● Problem to work on: Show every line that has the string "Forecast" in it.

* * * * *

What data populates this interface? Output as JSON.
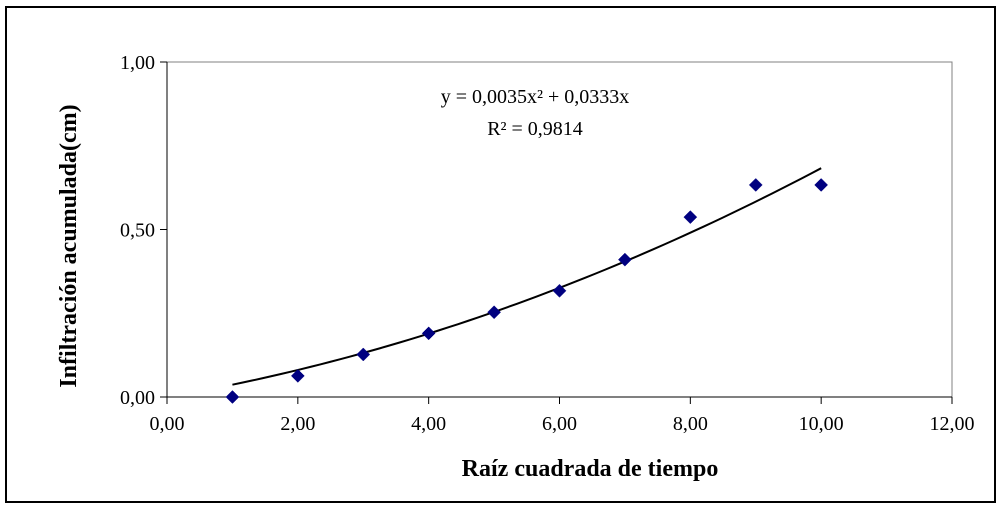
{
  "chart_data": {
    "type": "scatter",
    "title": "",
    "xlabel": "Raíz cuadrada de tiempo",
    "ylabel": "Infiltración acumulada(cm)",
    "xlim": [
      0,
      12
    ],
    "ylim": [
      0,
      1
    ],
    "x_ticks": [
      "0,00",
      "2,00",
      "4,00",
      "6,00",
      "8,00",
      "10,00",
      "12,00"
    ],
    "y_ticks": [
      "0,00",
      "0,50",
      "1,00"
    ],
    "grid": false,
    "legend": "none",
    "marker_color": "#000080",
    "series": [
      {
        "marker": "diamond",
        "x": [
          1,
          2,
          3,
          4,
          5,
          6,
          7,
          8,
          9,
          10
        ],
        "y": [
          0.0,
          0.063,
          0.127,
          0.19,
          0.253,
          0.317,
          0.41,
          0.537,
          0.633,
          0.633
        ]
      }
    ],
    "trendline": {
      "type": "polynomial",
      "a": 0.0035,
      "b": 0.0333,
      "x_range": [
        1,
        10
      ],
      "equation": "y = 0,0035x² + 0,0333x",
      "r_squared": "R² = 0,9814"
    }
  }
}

* * * * *

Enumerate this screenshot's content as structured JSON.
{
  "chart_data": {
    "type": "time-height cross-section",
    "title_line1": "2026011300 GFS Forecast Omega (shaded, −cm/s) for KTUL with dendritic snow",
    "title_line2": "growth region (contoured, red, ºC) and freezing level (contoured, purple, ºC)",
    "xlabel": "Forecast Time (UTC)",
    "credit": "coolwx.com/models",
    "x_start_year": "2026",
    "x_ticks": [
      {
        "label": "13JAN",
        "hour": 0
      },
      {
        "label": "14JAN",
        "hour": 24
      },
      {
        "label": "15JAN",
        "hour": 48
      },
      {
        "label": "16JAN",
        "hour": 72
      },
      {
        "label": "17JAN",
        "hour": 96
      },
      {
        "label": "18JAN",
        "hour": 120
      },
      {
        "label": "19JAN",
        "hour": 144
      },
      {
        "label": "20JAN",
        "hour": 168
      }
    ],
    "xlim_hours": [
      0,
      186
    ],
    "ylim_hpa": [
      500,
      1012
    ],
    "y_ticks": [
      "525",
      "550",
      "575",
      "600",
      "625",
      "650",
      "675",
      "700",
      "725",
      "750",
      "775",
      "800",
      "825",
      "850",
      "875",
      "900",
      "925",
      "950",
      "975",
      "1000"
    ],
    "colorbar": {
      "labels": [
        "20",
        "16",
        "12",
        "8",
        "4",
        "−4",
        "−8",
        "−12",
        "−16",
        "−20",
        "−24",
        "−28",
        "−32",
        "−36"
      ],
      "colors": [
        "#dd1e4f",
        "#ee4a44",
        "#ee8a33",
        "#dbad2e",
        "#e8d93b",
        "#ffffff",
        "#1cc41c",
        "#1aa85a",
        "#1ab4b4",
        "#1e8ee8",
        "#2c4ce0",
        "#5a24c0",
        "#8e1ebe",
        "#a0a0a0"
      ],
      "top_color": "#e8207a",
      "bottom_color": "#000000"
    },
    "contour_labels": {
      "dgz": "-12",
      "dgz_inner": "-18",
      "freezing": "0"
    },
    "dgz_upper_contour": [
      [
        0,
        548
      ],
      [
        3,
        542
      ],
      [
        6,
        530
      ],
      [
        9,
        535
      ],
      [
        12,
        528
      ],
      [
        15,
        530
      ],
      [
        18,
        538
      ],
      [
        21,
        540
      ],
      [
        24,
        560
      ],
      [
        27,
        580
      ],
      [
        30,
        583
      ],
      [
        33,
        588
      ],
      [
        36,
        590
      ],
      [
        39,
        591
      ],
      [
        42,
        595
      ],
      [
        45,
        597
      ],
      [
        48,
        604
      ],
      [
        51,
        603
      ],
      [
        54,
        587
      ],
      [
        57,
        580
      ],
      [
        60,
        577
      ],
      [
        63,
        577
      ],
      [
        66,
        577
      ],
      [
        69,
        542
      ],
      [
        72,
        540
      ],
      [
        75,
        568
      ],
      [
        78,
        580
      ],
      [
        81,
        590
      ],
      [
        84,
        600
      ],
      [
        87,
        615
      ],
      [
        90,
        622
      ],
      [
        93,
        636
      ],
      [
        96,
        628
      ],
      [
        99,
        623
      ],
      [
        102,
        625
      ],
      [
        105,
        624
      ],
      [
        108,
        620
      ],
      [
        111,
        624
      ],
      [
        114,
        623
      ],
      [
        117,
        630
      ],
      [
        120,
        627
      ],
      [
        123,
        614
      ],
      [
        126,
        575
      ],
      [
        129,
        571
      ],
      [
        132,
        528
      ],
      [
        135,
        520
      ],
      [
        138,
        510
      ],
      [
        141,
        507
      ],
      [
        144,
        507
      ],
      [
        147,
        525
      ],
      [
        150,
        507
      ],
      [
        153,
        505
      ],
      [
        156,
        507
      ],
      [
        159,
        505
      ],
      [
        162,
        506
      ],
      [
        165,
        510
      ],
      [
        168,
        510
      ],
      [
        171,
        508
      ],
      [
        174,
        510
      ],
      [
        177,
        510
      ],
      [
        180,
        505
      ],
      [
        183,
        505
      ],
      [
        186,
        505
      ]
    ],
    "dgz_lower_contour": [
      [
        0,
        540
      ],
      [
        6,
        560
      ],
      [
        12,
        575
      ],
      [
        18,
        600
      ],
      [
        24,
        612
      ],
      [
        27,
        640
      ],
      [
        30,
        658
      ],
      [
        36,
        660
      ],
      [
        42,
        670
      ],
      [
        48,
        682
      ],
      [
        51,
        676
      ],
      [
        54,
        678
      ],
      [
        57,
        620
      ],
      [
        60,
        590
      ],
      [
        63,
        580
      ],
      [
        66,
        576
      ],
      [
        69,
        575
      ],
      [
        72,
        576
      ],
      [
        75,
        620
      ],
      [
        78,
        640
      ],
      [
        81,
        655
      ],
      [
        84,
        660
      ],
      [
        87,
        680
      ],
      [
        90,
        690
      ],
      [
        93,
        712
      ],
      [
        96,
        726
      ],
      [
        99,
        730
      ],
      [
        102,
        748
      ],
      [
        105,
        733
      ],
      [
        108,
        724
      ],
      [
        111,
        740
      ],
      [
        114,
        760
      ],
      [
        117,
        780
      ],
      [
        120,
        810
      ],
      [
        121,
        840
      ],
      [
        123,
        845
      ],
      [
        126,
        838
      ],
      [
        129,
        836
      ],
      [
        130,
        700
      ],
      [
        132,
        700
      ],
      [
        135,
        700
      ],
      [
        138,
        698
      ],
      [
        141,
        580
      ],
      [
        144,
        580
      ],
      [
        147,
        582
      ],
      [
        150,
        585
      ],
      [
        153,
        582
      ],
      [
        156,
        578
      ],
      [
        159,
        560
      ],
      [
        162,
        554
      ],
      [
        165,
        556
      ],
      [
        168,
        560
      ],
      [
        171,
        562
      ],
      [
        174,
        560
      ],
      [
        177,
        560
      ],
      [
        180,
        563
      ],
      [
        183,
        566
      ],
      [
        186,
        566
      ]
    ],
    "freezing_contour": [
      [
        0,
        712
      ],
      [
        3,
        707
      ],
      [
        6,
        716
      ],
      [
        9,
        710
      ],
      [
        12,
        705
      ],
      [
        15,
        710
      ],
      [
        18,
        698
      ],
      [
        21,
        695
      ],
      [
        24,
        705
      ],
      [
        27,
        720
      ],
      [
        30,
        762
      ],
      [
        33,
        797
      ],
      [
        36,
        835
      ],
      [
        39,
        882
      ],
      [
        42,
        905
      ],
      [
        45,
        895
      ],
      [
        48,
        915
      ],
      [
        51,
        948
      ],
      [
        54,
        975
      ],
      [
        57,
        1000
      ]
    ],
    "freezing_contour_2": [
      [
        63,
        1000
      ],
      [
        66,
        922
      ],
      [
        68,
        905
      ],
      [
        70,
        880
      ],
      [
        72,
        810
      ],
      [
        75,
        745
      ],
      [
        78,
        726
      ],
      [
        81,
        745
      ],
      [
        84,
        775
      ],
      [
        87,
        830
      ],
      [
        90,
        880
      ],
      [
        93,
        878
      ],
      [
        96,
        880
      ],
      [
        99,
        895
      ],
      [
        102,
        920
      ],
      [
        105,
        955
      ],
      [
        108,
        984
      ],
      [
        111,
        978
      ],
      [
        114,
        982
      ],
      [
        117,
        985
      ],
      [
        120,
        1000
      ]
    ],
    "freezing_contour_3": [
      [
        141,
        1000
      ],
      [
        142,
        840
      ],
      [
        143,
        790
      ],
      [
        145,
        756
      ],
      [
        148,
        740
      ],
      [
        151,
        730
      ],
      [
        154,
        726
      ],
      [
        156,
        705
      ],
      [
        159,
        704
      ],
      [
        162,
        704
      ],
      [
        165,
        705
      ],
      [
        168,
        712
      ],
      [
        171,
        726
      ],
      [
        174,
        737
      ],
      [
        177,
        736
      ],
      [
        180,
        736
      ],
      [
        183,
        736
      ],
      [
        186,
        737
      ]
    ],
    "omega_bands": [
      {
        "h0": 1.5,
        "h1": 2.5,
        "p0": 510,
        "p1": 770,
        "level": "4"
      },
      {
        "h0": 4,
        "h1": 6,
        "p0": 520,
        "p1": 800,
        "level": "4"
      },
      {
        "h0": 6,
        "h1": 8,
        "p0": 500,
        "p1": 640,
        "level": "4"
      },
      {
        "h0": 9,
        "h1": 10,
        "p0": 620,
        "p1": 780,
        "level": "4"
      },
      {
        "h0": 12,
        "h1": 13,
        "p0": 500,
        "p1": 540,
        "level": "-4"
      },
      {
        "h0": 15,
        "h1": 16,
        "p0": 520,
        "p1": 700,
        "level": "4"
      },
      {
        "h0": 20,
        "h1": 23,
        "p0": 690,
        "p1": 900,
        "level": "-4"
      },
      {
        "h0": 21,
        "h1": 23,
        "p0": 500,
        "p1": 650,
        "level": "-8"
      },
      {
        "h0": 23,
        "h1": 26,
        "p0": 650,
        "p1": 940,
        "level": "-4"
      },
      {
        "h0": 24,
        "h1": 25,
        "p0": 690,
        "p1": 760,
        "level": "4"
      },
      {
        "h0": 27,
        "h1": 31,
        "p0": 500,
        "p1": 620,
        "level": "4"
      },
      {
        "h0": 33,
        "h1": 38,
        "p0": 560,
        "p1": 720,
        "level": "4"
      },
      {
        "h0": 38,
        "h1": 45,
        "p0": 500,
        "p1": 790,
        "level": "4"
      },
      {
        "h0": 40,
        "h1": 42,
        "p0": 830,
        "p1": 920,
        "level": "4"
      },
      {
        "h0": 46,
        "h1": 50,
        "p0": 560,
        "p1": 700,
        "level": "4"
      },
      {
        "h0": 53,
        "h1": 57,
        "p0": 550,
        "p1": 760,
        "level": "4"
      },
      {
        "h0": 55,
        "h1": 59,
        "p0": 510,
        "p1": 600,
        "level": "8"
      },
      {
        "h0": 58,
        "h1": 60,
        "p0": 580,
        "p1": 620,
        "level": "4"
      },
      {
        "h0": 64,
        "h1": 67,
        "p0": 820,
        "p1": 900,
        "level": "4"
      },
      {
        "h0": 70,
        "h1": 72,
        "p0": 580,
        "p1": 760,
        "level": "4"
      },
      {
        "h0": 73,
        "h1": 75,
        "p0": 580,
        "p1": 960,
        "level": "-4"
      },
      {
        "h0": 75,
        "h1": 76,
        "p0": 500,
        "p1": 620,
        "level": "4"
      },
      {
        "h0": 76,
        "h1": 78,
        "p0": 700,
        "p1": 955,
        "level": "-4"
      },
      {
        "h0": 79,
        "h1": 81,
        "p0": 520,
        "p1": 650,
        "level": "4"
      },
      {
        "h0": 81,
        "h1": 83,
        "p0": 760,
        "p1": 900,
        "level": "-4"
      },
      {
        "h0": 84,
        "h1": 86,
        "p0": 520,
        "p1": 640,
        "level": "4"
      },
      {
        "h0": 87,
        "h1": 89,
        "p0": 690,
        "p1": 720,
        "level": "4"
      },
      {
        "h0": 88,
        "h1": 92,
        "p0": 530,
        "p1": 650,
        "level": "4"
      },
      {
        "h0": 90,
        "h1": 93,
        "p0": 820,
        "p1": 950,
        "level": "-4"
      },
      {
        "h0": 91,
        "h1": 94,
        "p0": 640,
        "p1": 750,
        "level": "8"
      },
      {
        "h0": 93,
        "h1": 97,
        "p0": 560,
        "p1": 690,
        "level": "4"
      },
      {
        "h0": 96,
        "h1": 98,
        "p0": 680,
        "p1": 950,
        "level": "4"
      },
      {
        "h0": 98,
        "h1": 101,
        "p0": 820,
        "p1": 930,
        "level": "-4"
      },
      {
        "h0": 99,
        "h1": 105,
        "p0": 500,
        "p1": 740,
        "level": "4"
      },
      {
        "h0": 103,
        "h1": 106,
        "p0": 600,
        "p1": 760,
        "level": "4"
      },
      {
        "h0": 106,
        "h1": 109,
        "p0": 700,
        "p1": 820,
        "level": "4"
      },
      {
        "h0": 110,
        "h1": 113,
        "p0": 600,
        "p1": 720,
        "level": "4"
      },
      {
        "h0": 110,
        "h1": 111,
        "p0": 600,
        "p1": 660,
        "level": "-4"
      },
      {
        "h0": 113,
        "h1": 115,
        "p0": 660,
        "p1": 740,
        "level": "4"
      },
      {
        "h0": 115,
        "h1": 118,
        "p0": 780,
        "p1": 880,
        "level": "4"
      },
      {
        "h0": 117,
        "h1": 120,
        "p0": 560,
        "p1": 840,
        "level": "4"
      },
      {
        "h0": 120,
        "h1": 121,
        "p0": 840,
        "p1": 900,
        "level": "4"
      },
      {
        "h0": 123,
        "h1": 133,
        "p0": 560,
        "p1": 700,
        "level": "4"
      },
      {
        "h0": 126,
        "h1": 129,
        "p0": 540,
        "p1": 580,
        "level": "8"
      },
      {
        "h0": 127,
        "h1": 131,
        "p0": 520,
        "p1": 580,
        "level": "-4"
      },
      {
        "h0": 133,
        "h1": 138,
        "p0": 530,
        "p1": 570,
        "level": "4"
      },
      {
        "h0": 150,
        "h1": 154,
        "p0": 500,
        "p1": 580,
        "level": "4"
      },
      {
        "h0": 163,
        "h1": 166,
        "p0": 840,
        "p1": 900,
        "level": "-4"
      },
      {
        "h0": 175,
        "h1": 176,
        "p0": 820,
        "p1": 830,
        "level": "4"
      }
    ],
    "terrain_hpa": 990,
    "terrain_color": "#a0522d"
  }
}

* * * * *

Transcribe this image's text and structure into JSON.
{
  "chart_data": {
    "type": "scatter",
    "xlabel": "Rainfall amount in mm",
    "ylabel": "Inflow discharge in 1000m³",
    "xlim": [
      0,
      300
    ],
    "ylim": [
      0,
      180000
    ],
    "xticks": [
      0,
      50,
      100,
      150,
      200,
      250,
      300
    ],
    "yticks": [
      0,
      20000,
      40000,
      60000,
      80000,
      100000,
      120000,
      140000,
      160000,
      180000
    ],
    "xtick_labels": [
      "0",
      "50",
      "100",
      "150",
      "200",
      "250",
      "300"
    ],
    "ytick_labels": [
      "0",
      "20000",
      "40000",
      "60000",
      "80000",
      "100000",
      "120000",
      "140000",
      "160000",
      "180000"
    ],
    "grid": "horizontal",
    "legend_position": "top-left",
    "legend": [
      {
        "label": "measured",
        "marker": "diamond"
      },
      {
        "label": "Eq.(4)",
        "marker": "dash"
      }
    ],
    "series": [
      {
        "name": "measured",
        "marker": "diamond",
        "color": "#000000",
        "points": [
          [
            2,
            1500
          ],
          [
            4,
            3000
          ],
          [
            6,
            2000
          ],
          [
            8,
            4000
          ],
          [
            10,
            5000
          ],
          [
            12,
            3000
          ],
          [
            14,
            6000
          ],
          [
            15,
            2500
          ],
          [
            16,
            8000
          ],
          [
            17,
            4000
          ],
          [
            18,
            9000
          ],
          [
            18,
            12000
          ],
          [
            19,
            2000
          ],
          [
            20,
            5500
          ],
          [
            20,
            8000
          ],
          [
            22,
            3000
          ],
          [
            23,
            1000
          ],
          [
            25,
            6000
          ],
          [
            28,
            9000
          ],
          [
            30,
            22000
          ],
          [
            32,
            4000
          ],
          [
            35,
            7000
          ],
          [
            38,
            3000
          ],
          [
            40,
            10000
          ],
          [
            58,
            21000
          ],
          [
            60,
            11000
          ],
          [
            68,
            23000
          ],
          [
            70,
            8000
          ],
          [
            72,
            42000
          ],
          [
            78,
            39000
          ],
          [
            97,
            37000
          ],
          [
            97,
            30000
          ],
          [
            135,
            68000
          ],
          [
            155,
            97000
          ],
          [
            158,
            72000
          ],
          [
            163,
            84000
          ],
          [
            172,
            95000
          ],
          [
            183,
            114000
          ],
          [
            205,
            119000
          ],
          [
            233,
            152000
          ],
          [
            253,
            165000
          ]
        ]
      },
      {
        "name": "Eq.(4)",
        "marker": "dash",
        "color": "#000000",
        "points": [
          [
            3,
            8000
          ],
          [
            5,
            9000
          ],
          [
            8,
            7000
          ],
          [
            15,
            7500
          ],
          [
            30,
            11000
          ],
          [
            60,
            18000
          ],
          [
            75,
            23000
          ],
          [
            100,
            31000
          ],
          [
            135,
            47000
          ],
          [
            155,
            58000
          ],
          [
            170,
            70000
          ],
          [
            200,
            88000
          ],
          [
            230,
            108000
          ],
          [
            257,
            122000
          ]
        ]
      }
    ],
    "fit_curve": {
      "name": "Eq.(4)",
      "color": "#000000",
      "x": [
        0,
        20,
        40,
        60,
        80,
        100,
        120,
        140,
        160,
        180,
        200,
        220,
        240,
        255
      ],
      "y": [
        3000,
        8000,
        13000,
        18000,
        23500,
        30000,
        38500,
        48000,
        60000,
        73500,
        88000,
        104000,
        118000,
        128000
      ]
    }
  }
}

* * * * *

● Response to the exercise:
    "title_line1": "2026011300 GFS Forecast Omega (shaded, −cm/s) for KTUL with dendritic snow",
    "xlabel": "Forecast Time (UTC)",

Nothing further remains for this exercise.